* _Stated task_: Look through the data below. Show each line where the string "content" occurs.

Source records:
::::::
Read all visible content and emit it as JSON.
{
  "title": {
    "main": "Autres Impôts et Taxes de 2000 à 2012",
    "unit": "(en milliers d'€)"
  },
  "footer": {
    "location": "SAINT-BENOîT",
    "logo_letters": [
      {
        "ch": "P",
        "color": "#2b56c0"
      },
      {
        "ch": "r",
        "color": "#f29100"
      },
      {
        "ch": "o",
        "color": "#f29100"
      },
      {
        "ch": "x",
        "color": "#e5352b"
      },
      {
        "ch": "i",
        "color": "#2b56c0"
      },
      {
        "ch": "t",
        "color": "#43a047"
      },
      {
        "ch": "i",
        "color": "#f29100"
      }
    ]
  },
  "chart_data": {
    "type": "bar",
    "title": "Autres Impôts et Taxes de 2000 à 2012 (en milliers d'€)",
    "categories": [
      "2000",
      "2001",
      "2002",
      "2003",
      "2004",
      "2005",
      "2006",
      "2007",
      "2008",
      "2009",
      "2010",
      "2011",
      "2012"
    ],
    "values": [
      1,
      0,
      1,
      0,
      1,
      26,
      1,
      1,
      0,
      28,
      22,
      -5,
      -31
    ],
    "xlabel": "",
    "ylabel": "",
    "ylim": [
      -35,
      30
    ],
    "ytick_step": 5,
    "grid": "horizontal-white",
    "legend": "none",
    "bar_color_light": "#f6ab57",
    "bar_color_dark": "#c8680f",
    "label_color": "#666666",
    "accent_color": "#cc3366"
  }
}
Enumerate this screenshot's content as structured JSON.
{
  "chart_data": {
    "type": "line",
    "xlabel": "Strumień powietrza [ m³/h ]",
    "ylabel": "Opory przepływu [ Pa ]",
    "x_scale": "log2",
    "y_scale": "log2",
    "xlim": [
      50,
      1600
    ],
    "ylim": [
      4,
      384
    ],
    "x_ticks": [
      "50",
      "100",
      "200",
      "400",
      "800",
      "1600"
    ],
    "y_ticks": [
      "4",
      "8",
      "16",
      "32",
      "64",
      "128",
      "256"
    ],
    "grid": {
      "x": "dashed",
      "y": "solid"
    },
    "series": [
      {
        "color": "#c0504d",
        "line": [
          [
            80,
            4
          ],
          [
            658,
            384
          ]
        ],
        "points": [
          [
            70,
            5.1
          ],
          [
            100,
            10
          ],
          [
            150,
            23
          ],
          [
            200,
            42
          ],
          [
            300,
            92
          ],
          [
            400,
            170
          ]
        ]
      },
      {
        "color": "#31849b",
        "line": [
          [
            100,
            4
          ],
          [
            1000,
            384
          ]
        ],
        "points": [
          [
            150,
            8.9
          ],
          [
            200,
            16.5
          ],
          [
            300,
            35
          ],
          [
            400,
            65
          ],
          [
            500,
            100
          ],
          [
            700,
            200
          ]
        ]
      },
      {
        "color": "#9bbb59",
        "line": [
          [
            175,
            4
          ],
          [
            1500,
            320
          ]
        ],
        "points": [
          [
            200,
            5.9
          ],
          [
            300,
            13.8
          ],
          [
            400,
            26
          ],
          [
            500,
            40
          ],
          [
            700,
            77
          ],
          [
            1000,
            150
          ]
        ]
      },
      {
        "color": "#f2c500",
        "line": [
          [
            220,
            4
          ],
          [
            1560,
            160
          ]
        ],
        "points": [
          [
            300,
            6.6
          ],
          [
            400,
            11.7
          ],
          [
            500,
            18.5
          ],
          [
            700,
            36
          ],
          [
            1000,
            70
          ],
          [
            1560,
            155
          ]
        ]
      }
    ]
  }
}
::::::
* _Task answer_:
Read all visible content and emit it as JSON.
Enumerate this screenshot's content as structured JSON.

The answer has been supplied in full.